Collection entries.
■ ■ ■ ■ ■

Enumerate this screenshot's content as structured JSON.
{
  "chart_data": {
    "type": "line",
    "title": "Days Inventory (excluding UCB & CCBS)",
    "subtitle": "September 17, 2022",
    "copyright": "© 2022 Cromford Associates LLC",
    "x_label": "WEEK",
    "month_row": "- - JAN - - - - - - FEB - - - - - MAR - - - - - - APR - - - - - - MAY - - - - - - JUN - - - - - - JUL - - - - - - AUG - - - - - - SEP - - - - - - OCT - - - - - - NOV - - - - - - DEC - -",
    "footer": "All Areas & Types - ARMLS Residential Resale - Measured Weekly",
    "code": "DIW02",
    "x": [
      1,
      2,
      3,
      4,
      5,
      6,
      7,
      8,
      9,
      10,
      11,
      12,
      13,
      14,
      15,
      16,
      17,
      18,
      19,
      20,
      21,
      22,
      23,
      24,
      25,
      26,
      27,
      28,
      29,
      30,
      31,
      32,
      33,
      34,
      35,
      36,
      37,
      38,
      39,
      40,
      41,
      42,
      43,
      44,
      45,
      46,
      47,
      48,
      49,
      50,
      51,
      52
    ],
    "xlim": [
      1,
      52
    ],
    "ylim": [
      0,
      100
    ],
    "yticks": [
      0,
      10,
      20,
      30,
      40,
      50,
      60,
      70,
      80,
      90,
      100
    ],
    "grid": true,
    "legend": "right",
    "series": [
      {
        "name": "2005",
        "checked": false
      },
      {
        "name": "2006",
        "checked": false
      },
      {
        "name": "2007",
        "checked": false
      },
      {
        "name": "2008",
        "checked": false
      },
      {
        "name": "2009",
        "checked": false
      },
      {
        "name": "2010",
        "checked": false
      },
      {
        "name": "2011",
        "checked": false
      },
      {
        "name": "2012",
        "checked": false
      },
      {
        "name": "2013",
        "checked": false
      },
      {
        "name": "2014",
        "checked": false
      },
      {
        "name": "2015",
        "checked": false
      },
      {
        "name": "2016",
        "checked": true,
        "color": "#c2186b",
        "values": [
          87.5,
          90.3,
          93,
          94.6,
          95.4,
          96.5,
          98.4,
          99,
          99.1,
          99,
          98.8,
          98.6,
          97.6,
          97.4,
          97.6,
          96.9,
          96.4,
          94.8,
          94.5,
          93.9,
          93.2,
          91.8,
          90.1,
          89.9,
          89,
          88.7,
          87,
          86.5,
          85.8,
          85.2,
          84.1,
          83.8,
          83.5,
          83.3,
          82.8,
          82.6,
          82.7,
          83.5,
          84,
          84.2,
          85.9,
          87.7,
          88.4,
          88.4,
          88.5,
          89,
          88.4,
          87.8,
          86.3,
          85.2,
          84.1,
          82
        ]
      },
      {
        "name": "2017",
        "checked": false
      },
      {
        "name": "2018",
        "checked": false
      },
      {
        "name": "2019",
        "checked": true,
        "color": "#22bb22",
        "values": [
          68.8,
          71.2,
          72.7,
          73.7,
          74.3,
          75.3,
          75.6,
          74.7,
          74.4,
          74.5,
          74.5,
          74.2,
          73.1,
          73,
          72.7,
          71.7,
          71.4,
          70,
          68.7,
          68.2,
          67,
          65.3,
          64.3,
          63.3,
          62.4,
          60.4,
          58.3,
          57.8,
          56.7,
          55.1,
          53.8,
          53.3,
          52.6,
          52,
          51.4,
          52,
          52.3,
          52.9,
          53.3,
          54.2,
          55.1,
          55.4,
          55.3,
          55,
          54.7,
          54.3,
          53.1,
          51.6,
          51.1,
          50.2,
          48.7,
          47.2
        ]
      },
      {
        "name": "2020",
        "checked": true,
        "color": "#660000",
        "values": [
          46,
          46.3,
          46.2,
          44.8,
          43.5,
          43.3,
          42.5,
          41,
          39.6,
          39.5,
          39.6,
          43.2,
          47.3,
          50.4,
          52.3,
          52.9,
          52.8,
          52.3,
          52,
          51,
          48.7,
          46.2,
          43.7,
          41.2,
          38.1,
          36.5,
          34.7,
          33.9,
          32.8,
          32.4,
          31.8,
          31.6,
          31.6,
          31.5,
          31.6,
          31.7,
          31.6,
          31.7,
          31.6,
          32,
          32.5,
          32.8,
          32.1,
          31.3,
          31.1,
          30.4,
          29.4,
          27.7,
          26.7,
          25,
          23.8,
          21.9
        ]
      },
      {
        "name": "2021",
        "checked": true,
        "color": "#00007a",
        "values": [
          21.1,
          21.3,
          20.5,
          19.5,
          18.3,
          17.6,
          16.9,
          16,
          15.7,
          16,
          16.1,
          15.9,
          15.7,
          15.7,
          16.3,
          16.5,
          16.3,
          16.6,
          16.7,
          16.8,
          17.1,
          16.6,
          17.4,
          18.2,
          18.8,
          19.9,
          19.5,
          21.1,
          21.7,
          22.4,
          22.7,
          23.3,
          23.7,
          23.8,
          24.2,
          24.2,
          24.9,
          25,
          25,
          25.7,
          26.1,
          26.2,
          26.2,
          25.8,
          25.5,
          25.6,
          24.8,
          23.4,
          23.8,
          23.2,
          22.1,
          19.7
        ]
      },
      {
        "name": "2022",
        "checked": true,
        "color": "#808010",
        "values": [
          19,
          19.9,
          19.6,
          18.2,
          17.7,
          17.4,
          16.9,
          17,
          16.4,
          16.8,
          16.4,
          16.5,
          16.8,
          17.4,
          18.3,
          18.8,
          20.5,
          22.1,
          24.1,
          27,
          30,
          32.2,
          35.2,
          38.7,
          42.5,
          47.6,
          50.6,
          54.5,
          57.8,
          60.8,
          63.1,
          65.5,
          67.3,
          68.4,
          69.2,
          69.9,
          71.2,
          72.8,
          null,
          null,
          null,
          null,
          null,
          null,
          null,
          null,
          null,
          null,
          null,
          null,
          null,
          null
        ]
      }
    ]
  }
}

■ ■ ■ ■ ■

EXERCISE GOAL.
From the preceding material, extract every line exactly.

EXERCISE ANSWER.
Enumerate this screenshot's content as structured JSON.
{
  "chart_data": {
    "type": "line",
    "title": "Days Inventory (excluding UCB & CCBS)",
    "subtitle": "September 17, 2022",
    "copyright": "© 2022 Cromford Associates LLC",
    "x_label": "WEEK",
    "month_row": "- - JAN - - - - - - FEB - - - - - MAR - - - - - - APR - - - - - - MAY - - - - - - JUN - - - - - - JUL - - - - - - AUG - - - - - - SEP - - - - - - OCT - - - - - - NOV - - - - - - DEC - -",
    "footer": "All Areas & Types - ARMLS Residential Resale - Measured Weekly",
    "code": "DIW02",
    "x": [
      1,
      2,
      3,
      4,
      5,
      6,
      7,
      8,
      9,
      10,
      11,
      12,
      13,
      14,
      15,
      16,
      17,
      18,
      19,
      20,
      21,
      22,
      23,
      24,
      25,
      26,
      27,
      28,
      29,
      30,
      31,
      32,
      33,
      34,
      35,
      36,
      37,
      38,
      39,
      40,
      41,
      42,
      43,
      44,
      45,
      46,
      47,
      48,
      49,
      50,
      51,
      52
    ],
    "xlim": [
      1,
      52
    ],
    "ylim": [
      0,
      100
    ],
    "yticks": [
      0,
      10,
      20,
      30,
      40,
      50,
      60,
      70,
      80,
      90,
      100
    ],
    "grid": true,
    "legend": "right",
    "series": [
      {
        "name": "2005",
        "checked": false
      },
      {
        "name": "2006",
        "checked": false
      },
      {
        "name": "2007",
        "checked": false
      },
      {
        "name": "2008",
        "checked": false
      },
      {
        "name": "2009",
        "checked": false
      },
      {
        "name": "2010",
        "checked": false
      },
      {
        "name": "2011",
        "checked": false
      },
      {
        "name": "2012",
        "checked": false
      },
      {
        "name": "2013",
        "checked": false
      },
      {
        "name": "2014",
        "checked": false
      },
      {
        "name": "2015",
        "checked": false
      },
      {
        "name": "2016",
        "checked": true,
        "color": "#c2186b",
        "values": [
          87.5,
          90.3,
          93,
          94.6,
          95.4,
          96.5,
          98.4,
          99,
          99.1,
          99,
          98.8,
          98.6,
          97.6,
          97.4,
          97.6,
          96.9,
          96.4,
          94.8,
          94.5,
          93.9,
          93.2,
          91.8,
          90.1,
          89.9,
          89,
          88.7,
          87,
          86.5,
          85.8,
          85.2,
          84.1,
          83.8,
          83.5,
          83.3,
          82.8,
          82.6,
          82.7,
          83.5,
          84,
          84.2,
          85.9,
          87.7,
          88.4,
          88.4,
          88.5,
          89,
          88.4,
          87.8,
          86.3,
          85.2,
          84.1,
          82
        ]
      },
      {
        "name": "2017",
        "checked": false
      },
      {
        "name": "2018",
        "checked": false
      },
      {
        "name": "2019",
        "checked": true,
        "color": "#22bb22",
        "values": [
          68.8,
          71.2,
          72.7,
          73.7,
          74.3,
          75.3,
          75.6,
          74.7,
          74.4,
          74.5,
          74.5,
          74.2,
          73.1,
          73,
          72.7,
          71.7,
          71.4,
          70,
          68.7,
          68.2,
          67,
          65.3,
          64.3,
          63.3,
          62.4,
          60.4,
          58.3,
          57.8,
          56.7,
          55.1,
          53.8,
          53.3,
          52.6,
          52,
          51.4,
          52,
          52.3,
          52.9,
          53.3,
          54.2,
          55.1,
          55.4,
          55.3,
          55,
          54.7,
          54.3,
          53.1,
          51.6,
          51.1,
          50.2,
          48.7,
          47.2
        ]
      },
      {
        "name": "2020",
        "checked": true,
        "color": "#660000",
        "values": [
          46,
          46.3,
          46.2,
          44.8,
          43.5,
          43.3,
          42.5,
          41,
          39.6,
          39.5,
          39.6,
          43.2,
          47.3,
          50.4,
          52.3,
          52.9,
          52.8,
          52.3,
          52,
          51,
          48.7,
          46.2,
          43.7,
          41.2,
          38.1,
          36.5,
          34.7,
          33.9,
          32.8,
          32.4,
          31.8,
          31.6,
          31.6,
          31.5,
          31.6,
          31.7,
          31.6,
          31.7,
          31.6,
          32,
          32.5,
          32.8,
          32.1,
          31.3,
          31.1,
          30.4,
          29.4,
          27.7,
          26.7,
          25,
          23.8,
          21.9
        ]
      },
      {
        "name": "2021",
        "checked": true,
        "color": "#00007a",
        "values": [
          21.1,
          21.3,
          20.5,
          19.5,
          18.3,
          17.6,
          16.9,
          16,
          15.7,
          16,
          16.1,
          15.9,
          15.7,
          15.7,
          16.3,
          16.5,
          16.3,
          16.6,
          16.7,
          16.8,
          17.1,
          16.6,
          17.4,
          18.2,
          18.8,
          19.9,
          19.5,
          21.1,
          21.7,
          22.4,
          22.7,
          23.3,
          23.7,
          23.8,
          24.2,
          24.2,
          24.9,
          25,
          25,
          25.7,
          26.1,
          26.2,
          26.2,
          25.8,
          25.5,
          25.6,
          24.8,
          23.4,
          23.8,
          23.2,
          22.1,
          19.7
        ]
      },
      {
        "name": "2022",
        "checked": true,
        "color": "#808010",
        "values": [
          19,
          19.9,
          19.6,
          18.2,
          17.7,
          17.4,
          16.9,
          17,
          16.4,
          16.8,
          16.4,
          16.5,
          16.8,
          17.4,
          18.3,
          18.8,
          20.5,
          22.1,
          24.1,
          27,
          30,
          32.2,
          35.2,
          38.7,
          42.5,
          47.6,
          50.6,
          54.5,
          57.8,
          60.8,
          63.1,
          65.5,
          67.3,
          68.4,
          69.2,
          69.9,
          71.2,
          72.8,
          null,
          null,
          null,
          null,
          null,
          null,
          null,
          null,
          null,
          null,
          null,
          null,
          null,
          null
        ]
      }
    ]
  }
}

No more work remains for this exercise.